▶ **Exercise instructions**: Repeat the records below exactly.

(Records about charts and figures)

================================

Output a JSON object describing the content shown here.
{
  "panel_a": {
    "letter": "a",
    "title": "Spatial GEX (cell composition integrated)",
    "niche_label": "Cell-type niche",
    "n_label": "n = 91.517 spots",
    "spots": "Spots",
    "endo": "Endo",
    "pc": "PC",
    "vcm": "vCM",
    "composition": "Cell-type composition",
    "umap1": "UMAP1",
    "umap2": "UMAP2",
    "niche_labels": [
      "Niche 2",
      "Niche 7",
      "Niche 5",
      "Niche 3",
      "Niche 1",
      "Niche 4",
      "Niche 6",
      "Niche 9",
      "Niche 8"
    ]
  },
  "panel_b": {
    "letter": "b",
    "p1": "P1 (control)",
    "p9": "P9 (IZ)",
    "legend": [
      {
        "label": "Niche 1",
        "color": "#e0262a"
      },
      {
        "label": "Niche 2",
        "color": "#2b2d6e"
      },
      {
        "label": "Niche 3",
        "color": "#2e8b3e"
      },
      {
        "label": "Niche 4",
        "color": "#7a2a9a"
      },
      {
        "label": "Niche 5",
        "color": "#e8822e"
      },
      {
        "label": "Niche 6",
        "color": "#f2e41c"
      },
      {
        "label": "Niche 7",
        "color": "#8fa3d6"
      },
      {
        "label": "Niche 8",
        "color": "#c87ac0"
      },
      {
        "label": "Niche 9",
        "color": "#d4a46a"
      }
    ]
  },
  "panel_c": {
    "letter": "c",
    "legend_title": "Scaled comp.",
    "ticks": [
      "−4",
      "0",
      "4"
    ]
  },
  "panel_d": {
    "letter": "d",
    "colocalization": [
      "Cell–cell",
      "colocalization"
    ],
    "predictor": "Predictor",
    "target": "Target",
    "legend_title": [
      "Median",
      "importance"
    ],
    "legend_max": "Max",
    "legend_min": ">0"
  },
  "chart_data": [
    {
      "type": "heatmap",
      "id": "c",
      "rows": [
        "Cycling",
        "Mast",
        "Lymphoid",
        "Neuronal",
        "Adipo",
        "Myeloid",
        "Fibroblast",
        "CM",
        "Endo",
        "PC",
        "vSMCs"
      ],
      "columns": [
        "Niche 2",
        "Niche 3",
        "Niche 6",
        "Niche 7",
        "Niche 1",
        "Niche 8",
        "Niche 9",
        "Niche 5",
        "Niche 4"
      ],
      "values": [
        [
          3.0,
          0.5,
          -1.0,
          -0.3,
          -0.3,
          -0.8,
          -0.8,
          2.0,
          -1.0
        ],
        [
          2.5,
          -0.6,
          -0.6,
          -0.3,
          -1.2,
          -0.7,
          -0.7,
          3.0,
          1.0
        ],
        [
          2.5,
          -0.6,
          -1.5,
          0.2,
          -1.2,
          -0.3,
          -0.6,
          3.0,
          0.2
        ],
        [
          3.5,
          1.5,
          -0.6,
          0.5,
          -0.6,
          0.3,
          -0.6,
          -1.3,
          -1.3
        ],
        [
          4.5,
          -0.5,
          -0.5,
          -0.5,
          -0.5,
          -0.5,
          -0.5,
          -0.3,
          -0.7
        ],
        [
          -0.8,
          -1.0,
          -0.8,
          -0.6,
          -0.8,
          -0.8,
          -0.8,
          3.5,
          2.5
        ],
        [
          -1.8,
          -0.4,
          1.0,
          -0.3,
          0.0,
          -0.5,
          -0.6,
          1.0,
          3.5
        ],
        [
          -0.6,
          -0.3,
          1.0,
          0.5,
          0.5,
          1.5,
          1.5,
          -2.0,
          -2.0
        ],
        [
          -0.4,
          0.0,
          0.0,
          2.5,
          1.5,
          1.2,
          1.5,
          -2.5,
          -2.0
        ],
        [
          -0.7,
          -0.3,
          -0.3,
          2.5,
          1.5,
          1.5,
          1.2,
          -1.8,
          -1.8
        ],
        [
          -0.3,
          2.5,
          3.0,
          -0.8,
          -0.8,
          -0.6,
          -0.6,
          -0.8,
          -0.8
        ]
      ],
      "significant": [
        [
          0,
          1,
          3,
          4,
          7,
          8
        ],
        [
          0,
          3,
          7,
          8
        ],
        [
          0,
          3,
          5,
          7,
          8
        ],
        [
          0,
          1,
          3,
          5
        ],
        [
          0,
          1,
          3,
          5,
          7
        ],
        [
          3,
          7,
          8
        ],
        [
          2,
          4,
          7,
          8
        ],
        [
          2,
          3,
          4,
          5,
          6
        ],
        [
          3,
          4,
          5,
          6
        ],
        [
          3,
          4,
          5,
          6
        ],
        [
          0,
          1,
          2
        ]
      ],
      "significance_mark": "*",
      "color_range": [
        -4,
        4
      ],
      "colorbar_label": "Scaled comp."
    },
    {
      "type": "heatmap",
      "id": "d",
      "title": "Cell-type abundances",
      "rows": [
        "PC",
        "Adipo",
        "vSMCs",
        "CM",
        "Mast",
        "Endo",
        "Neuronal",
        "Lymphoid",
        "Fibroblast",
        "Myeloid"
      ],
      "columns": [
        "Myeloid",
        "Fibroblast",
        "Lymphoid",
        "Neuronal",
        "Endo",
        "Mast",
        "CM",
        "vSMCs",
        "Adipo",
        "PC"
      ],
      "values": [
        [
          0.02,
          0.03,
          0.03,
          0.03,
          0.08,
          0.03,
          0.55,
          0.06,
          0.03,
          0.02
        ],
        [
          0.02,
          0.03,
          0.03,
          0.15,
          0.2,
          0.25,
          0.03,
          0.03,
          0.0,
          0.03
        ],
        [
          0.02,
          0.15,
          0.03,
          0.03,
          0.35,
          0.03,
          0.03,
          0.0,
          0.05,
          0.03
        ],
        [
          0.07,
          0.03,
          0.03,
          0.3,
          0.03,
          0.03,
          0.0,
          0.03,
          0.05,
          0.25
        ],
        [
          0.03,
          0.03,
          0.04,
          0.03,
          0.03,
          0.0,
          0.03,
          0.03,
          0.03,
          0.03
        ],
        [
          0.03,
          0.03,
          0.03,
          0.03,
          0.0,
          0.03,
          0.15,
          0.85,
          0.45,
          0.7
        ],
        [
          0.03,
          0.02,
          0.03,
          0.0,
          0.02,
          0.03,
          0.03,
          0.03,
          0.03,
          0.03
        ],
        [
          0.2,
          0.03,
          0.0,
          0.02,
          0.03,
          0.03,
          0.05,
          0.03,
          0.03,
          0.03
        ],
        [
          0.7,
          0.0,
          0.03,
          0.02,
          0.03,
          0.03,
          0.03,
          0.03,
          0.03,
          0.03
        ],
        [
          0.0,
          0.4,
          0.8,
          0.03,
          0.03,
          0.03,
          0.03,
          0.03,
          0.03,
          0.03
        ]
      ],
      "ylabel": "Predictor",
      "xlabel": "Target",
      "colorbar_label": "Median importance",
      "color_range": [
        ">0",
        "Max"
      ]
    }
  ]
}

================================

▶ **Worked solution**:
Output a JSON object describing the content shown here.
{
  "panel_a": {
    "letter": "a",
    "title": "Spatial GEX (cell composition integrated)",
    "niche_label": "Cell-type niche",
    "n_label": "n = 91.517 spots",
    "spots": "Spots",
    "endo": "Endo",
    "pc": "PC",
    "vcm": "vCM",
    "composition": "Cell-type composition",
    "umap1": "UMAP1",
    "umap2": "UMAP2",
    "niche_labels": [
      "Niche 2",
      "Niche 7",
      "Niche 5",
      "Niche 3",
      "Niche 1",
      "Niche 4",
      "Niche 6",
      "Niche 9",
      "Niche 8"
    ]
  },
  "panel_b": {
    "letter": "b",
    "p1": "P1 (control)",
    "p9": "P9 (IZ)",
    "legend": [
      {
        "label": "Niche 1",
        "color": "#e0262a"
      },
      {
        "label": "Niche 2",
        "color": "#2b2d6e"
      },
      {
        "label": "Niche 3",
        "color": "#2e8b3e"
      },
      {
        "label": "Niche 4",
        "color": "#7a2a9a"
      },
      {
        "label": "Niche 5",
        "color": "#e8822e"
      },
      {
        "label": "Niche 6",
        "color": "#f2e41c"
      },
      {
        "label": "Niche 7",
        "color": "#8fa3d6"
      },
      {
        "label": "Niche 8",
        "color": "#c87ac0"
      },
      {
        "label": "Niche 9",
        "color": "#d4a46a"
      }
    ]
  },
  "panel_c": {
    "letter": "c",
    "legend_title": "Scaled comp.",
    "ticks": [
      "−4",
      "0",
      "4"
    ]
  },
  "panel_d": {
    "letter": "d",
    "colocalization": [
      "Cell–cell",
      "colocalization"
    ],
    "predictor": "Predictor",
    "target": "Target",
    "legend_title": [
      "Median",
      "importance"
    ],
    "legend_max": "Max",
    "legend_min": ">0"
  },
  "chart_data": [
    {
      "type": "heatmap",
      "id": "c",
      "rows": [
        "Cycling",
        "Mast",
        "Lymphoid",
        "Neuronal",
        "Adipo",
        "Myeloid",
        "Fibroblast",
        "CM",
        "Endo",
        "PC",
        "vSMCs"
      ],
      "columns": [
        "Niche 2",
        "Niche 3",
        "Niche 6",
        "Niche 7",
        "Niche 1",
        "Niche 8",
        "Niche 9",
        "Niche 5",
        "Niche 4"
      ],
      "values": [
        [
          3.0,
          0.5,
          -1.0,
          -0.3,
          -0.3,
          -0.8,
          -0.8,
          2.0,
          -1.0
        ],
        [
          2.5,
          -0.6,
          -0.6,
          -0.3,
          -1.2,
          -0.7,
          -0.7,
          3.0,
          1.0
        ],
        [
          2.5,
          -0.6,
          -1.5,
          0.2,
          -1.2,
          -0.3,
          -0.6,
          3.0,
          0.2
        ],
        [
          3.5,
          1.5,
          -0.6,
          0.5,
          -0.6,
          0.3,
          -0.6,
          -1.3,
          -1.3
        ],
        [
          4.5,
          -0.5,
          -0.5,
          -0.5,
          -0.5,
          -0.5,
          -0.5,
          -0.3,
          -0.7
        ],
        [
          -0.8,
          -1.0,
          -0.8,
          -0.6,
          -0.8,
          -0.8,
          -0.8,
          3.5,
          2.5
        ],
        [
          -1.8,
          -0.4,
          1.0,
          -0.3,
          0.0,
          -0.5,
          -0.6,
          1.0,
          3.5
        ],
        [
          -0.6,
          -0.3,
          1.0,
          0.5,
          0.5,
          1.5,
          1.5,
          -2.0,
          -2.0
        ],
        [
          -0.4,
          0.0,
          0.0,
          2.5,
          1.5,
          1.2,
          1.5,
          -2.5,
          -2.0
        ],
        [
          -0.7,
          -0.3,
          -0.3,
          2.5,
          1.5,
          1.5,
          1.2,
          -1.8,
          -1.8
        ],
        [
          -0.3,
          2.5,
          3.0,
          -0.8,
          -0.8,
          -0.6,
          -0.6,
          -0.8,
          -0.8
        ]
      ],
      "significant": [
        [
          0,
          1,
          3,
          4,
          7,
          8
        ],
        [
          0,
          3,
          7,
          8
        ],
        [
          0,
          3,
          5,
          7,
          8
        ],
        [
          0,
          1,
          3,
          5
        ],
        [
          0,
          1,
          3,
          5,
          7
        ],
        [
          3,
          7,
          8
        ],
        [
          2,
          4,
          7,
          8
        ],
        [
          2,
          3,
          4,
          5,
          6
        ],
        [
          3,
          4,
          5,
          6
        ],
        [
          3,
          4,
          5,
          6
        ],
        [
          0,
          1,
          2
        ]
      ],
      "significance_mark": "*",
      "color_range": [
        -4,
        4
      ],
      "colorbar_label": "Scaled comp."
    },
    {
      "type": "heatmap",
      "id": "d",
      "title": "Cell-type abundances",
      "rows": [
        "PC",
        "Adipo",
        "vSMCs",
        "CM",
        "Mast",
        "Endo",
        "Neuronal",
        "Lymphoid",
        "Fibroblast",
        "Myeloid"
      ],
      "columns": [
        "Myeloid",
        "Fibroblast",
        "Lymphoid",
        "Neuronal",
        "Endo",
        "Mast",
        "CM",
        "vSMCs",
        "Adipo",
        "PC"
      ],
      "values": [
        [
          0.02,
          0.03,
          0.03,
          0.03,
          0.08,
          0.03,
          0.55,
          0.06,
          0.03,
          0.02
        ],
        [
          0.02,
          0.03,
          0.03,
          0.15,
          0.2,
          0.25,
          0.03,
          0.03,
          0.0,
          0.03
        ],
        [
          0.02,
          0.15,
          0.03,
          0.03,
          0.35,
          0.03,
          0.03,
          0.0,
          0.05,
          0.03
        ],
        [
          0.07,
          0.03,
          0.03,
          0.3,
          0.03,
          0.03,
          0.0,
          0.03,
          0.05,
          0.25
        ],
        [
          0.03,
          0.03,
          0.04,
          0.03,
          0.03,
          0.0,
          0.03,
          0.03,
          0.03,
          0.03
        ],
        [
          0.03,
          0.03,
          0.03,
          0.03,
          0.0,
          0.03,
          0.15,
          0.85,
          0.45,
          0.7
        ],
        [
          0.03,
          0.02,
          0.03,
          0.0,
          0.02,
          0.03,
          0.03,
          0.03,
          0.03,
          0.03
        ],
        [
          0.2,
          0.03,
          0.0,
          0.02,
          0.03,
          0.03,
          0.05,
          0.03,
          0.03,
          0.03
        ],
        [
          0.7,
          0.0,
          0.03,
          0.02,
          0.03,
          0.03,
          0.03,
          0.03,
          0.03,
          0.03
        ],
        [
          0.0,
          0.4,
          0.8,
          0.03,
          0.03,
          0.03,
          0.03,
          0.03,
          0.03,
          0.03
        ]
      ],
      "ylabel": "Predictor",
      "xlabel": "Target",
      "colorbar_label": "Median importance",
      "color_range": [
        ">0",
        "Max"
      ]
    }
  ]
}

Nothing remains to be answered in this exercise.